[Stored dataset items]
• • • • • • •

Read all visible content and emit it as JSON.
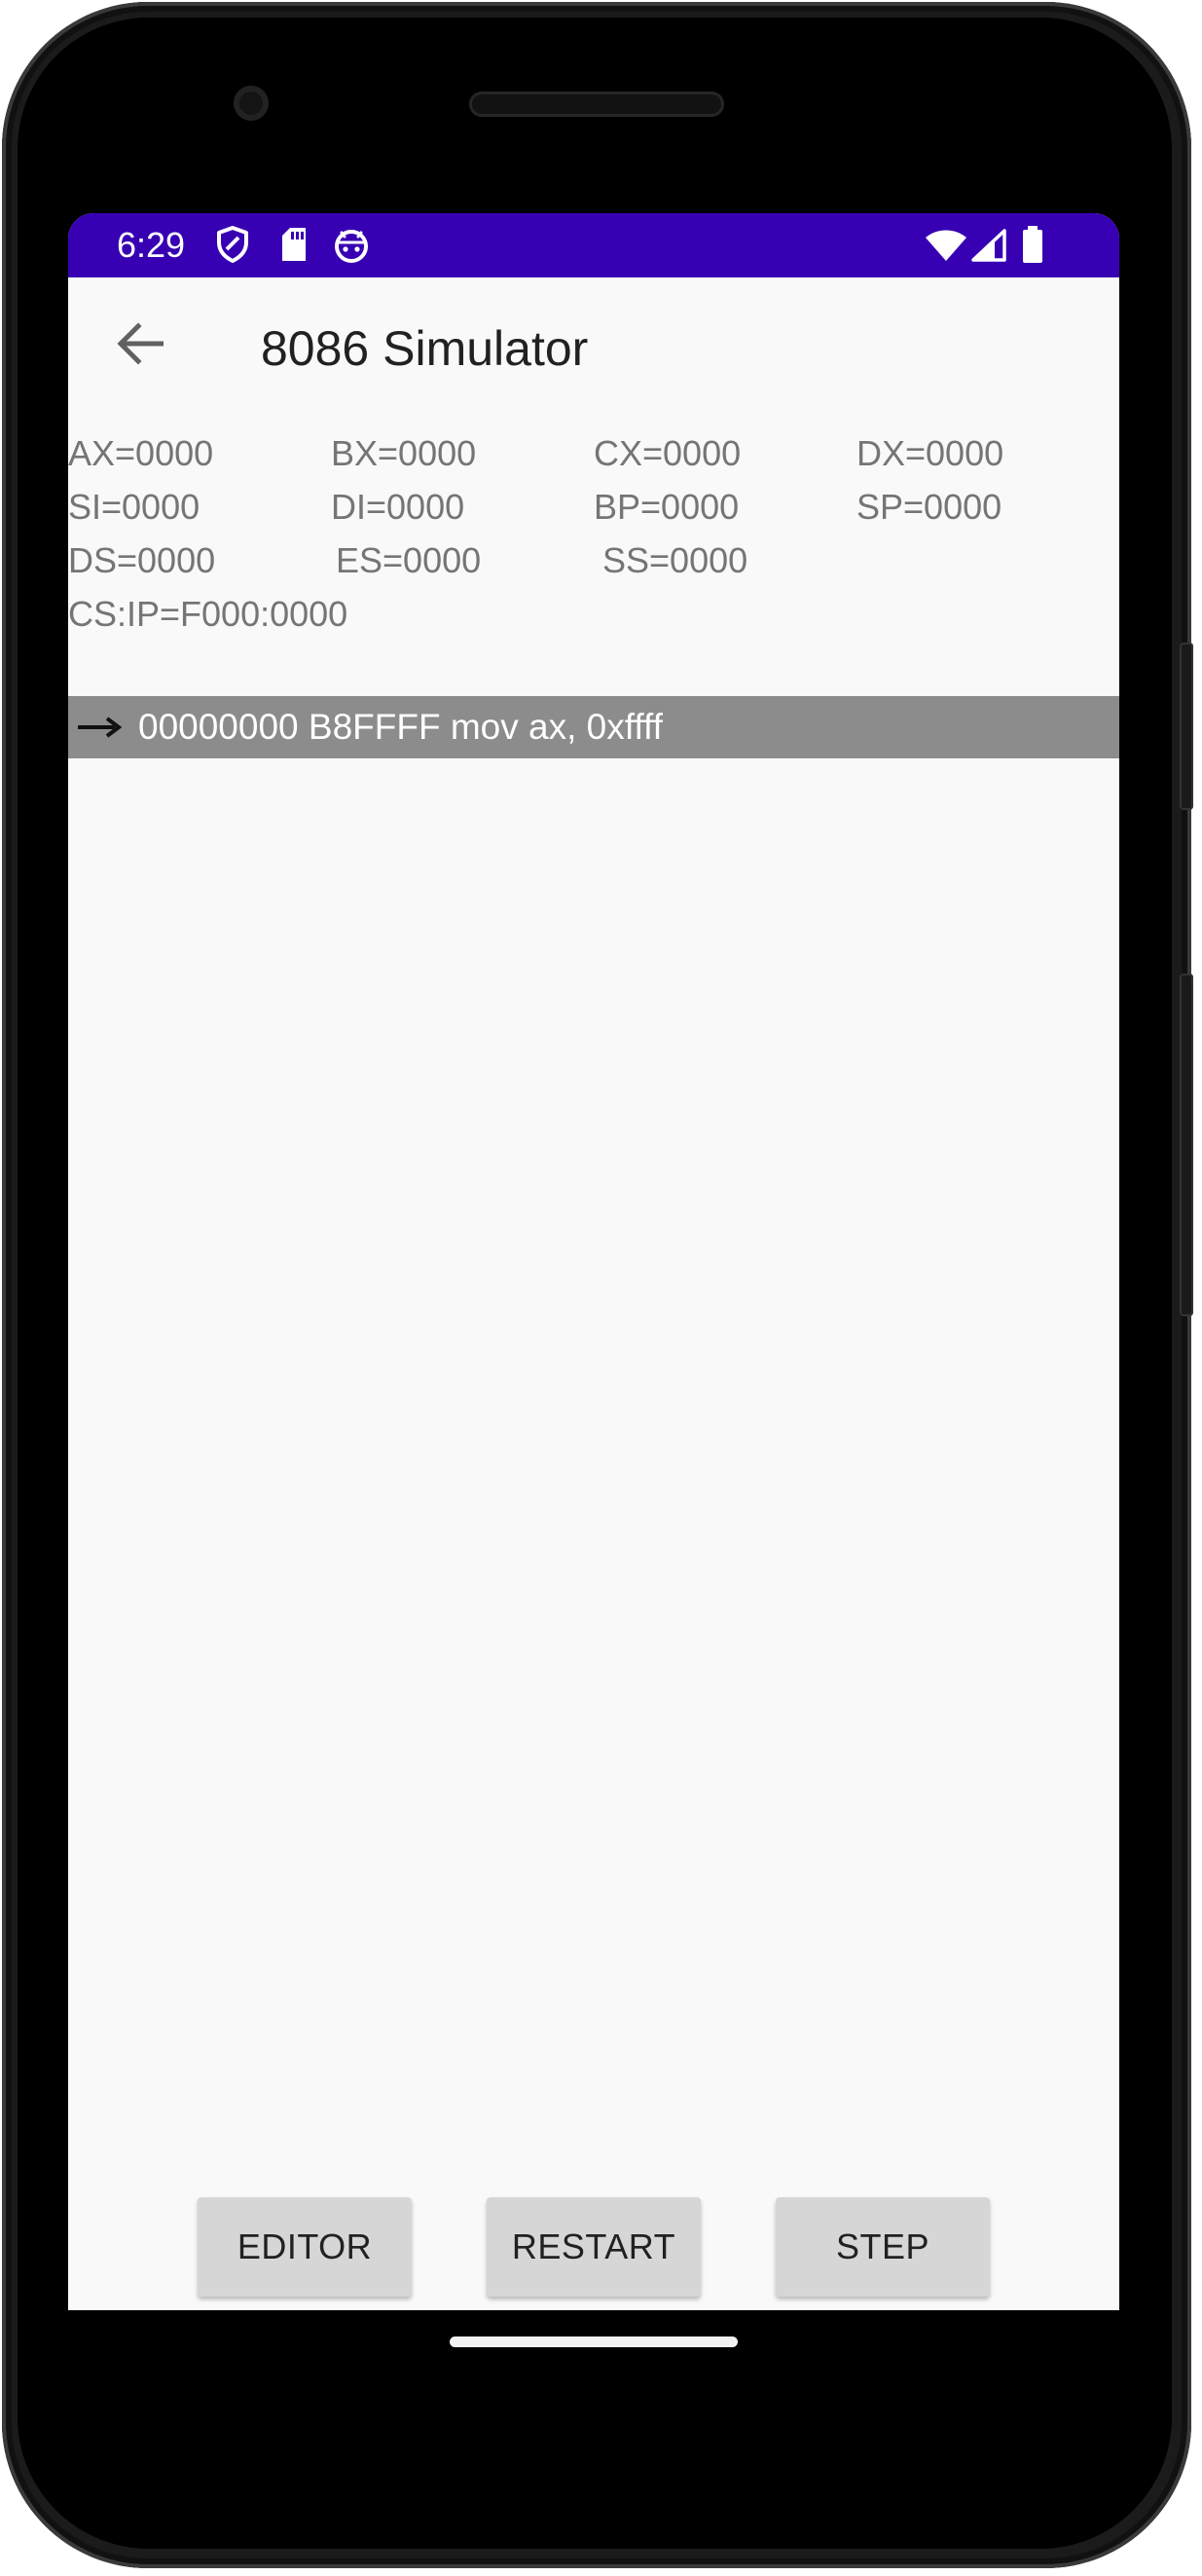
{
  "status_bar": {
    "time": "6:29",
    "left_icons": [
      "shield-icon",
      "sd-card-icon",
      "android-face-icon"
    ],
    "right_icons": [
      "wifi-icon",
      "cell-signal-icon",
      "battery-icon"
    ],
    "color": "#3700b3"
  },
  "app_bar": {
    "back_icon": "arrow-back-icon",
    "title": "8086 Simulator"
  },
  "registers": {
    "ax": "AX=0000",
    "bx": "BX=0000",
    "cx": "CX=0000",
    "dx": "DX=0000",
    "si": "SI=0000",
    "di": "DI=0000",
    "bp": "BP=0000",
    "sp": "SP=0000",
    "ds": "DS=0000",
    "es": "ES=0000",
    "ss": "SS=0000",
    "cs_ip": "CS:IP=F000:0000"
  },
  "code_listing": [
    {
      "pointer_icon": "long-right-arrow-icon",
      "text": "00000000 B8FFFF mov ax, 0xffff",
      "current": true
    }
  ],
  "buttons": {
    "editor": "EDITOR",
    "restart": "RESTART",
    "step": "STEP"
  },
  "colors": {
    "primary_dark": "#3700b3",
    "highlight_row": "#8c8c8c",
    "button_bg": "#d6d6d6",
    "background": "#f9f9f9"
  }
}
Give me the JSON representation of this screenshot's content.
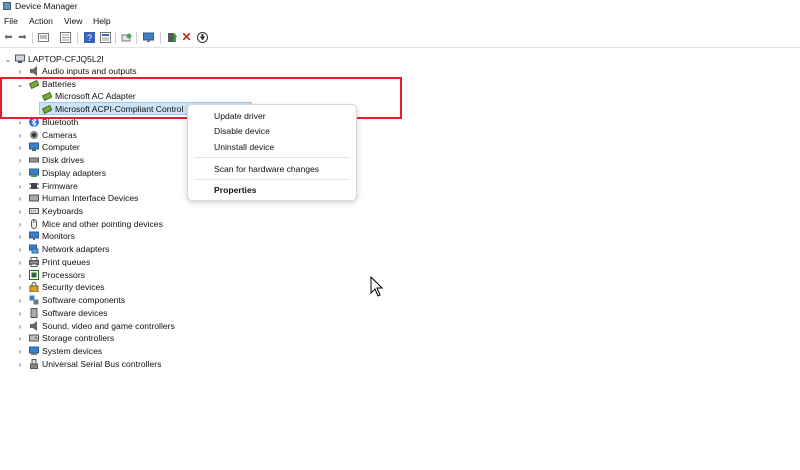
{
  "window": {
    "title": "Device Manager"
  },
  "menu": [
    "File",
    "Action",
    "View",
    "Help"
  ],
  "toolbar": {
    "icons": [
      "back-icon",
      "forward-icon",
      "properties-view-icon",
      "list-view-icon",
      "help-icon",
      "details-icon",
      "scan-hardware-icon",
      "monitor-icon",
      "update-driver-icon",
      "uninstall-icon",
      "disable-icon"
    ]
  },
  "tree": {
    "root": "LAPTOP-CFJQ5L2I",
    "batteries": {
      "label": "Batteries",
      "children": [
        "Microsoft AC Adapter",
        "Microsoft ACPI-Compliant Control"
      ]
    },
    "categories_before": [
      "Audio inputs and outputs"
    ],
    "categories_after": [
      "Bluetooth",
      "Cameras",
      "Computer",
      "Disk drives",
      "Display adapters",
      "Firmware",
      "Human Interface Devices",
      "Keyboards",
      "Mice and other pointing devices",
      "Monitors",
      "Network adapters",
      "Print queues",
      "Processors",
      "Security devices",
      "Software components",
      "Software devices",
      "Sound, video and game controllers",
      "Storage controllers",
      "System devices",
      "Universal Serial Bus controllers"
    ]
  },
  "context_menu": {
    "items": [
      "Update driver",
      "Disable device",
      "Uninstall device",
      "Scan for hardware changes",
      "Properties"
    ]
  },
  "colors": {
    "highlight_box": "#e0202a",
    "selection": "#cce4f7"
  }
}
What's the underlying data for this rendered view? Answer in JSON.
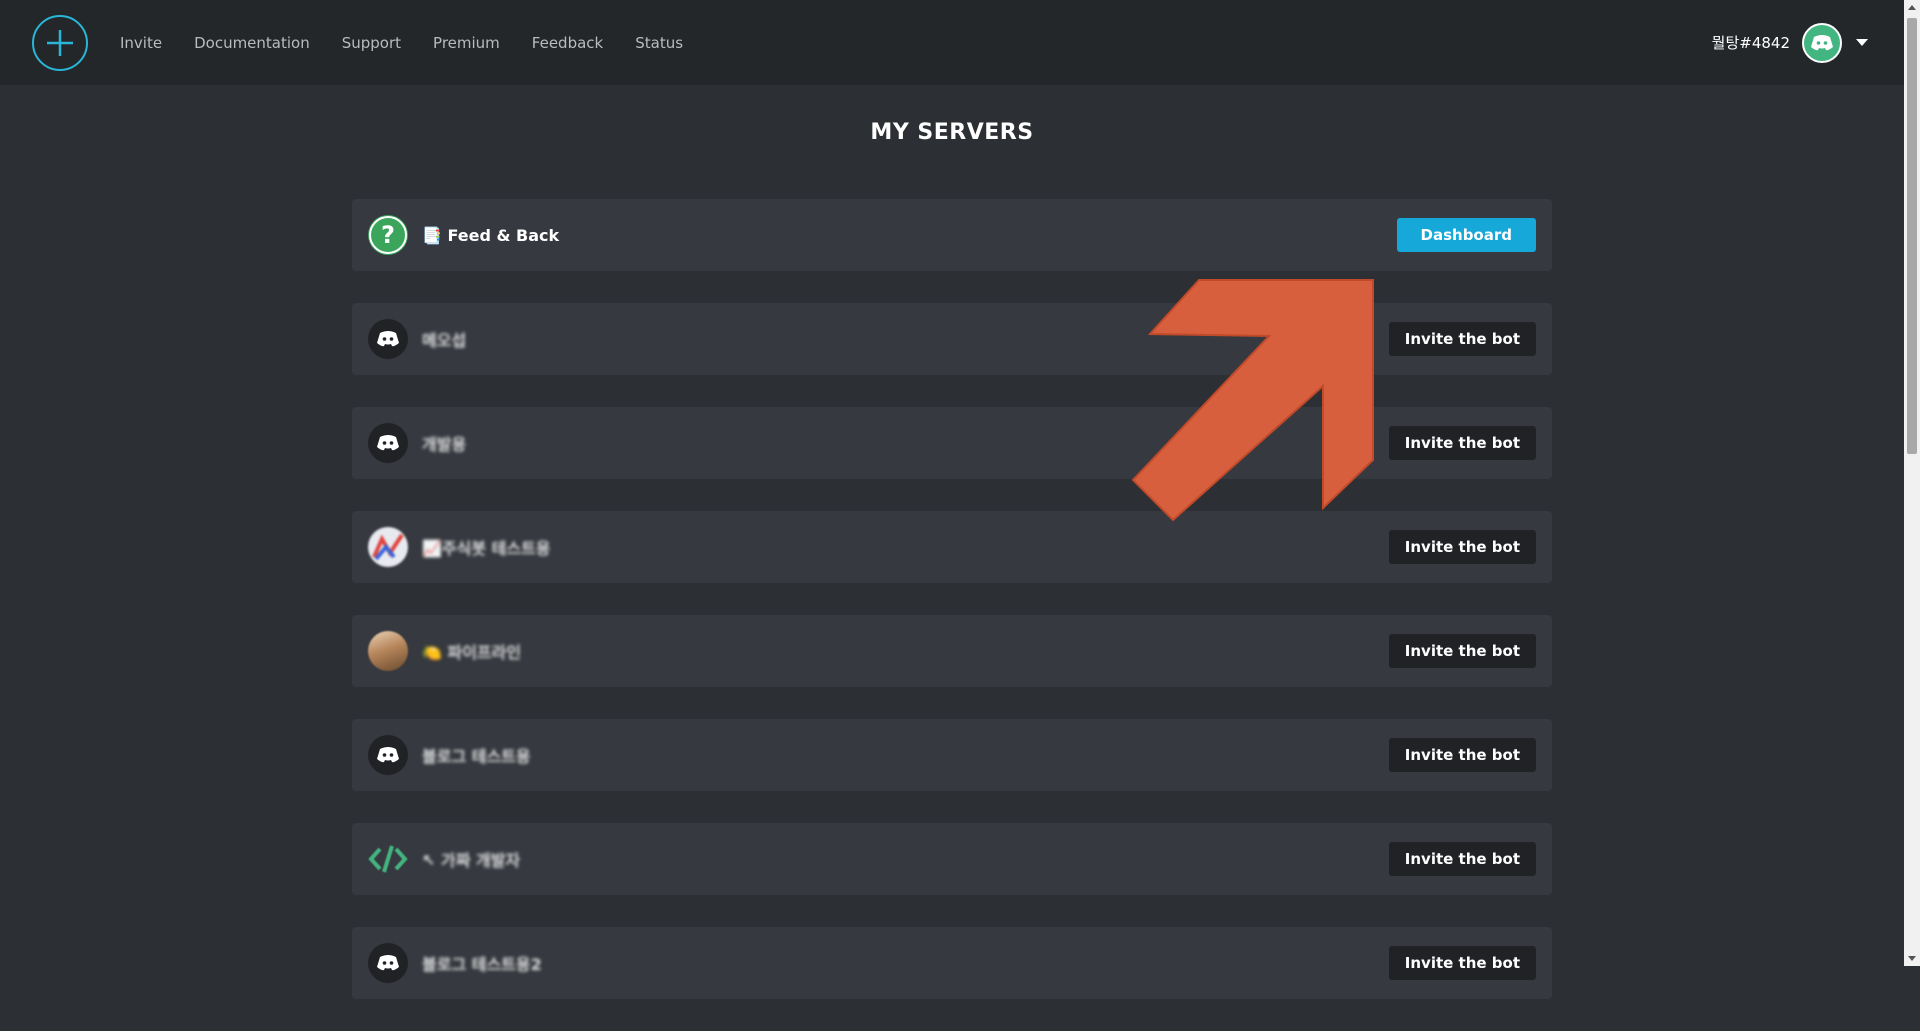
{
  "nav": {
    "links": [
      "Invite",
      "Documentation",
      "Support",
      "Premium",
      "Feedback",
      "Status"
    ],
    "username": "뭘탕#4842"
  },
  "page": {
    "title": "MY SERVERS"
  },
  "servers": [
    {
      "name": "📑 Feed & Back",
      "button": "Dashboard",
      "icon": "question-icon"
    },
    {
      "name": "메오섭",
      "button": "Invite the bot",
      "icon": "discord-icon"
    },
    {
      "name": "개발용",
      "button": "Invite the bot",
      "icon": "discord-icon"
    },
    {
      "name": "📈주식봇 테스트용",
      "button": "Invite the bot",
      "icon": "chart-icon"
    },
    {
      "name": "🍋 파이프라인",
      "button": "Invite the bot",
      "icon": "image-icon"
    },
    {
      "name": "블로그 테스트용",
      "button": "Invite the bot",
      "icon": "discord-icon"
    },
    {
      "name": "↖ 가짜 개발자",
      "button": "Invite the bot",
      "icon": "code-icon"
    },
    {
      "name": "블로그 테스트용2",
      "button": "Invite the bot",
      "icon": "discord-icon"
    }
  ],
  "colors": {
    "accent": "#16a8d8",
    "background": "#2c2f33",
    "row": "#36393f",
    "arrow": "#d75f3e"
  }
}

• • • • • • •

> Written exercise
Gather, from the listing above, every line carrying the word "controllers".

> Full solution
      "Sound, video and game controllers",
      "Storage controllers",
      "Universal Serial Bus controllers"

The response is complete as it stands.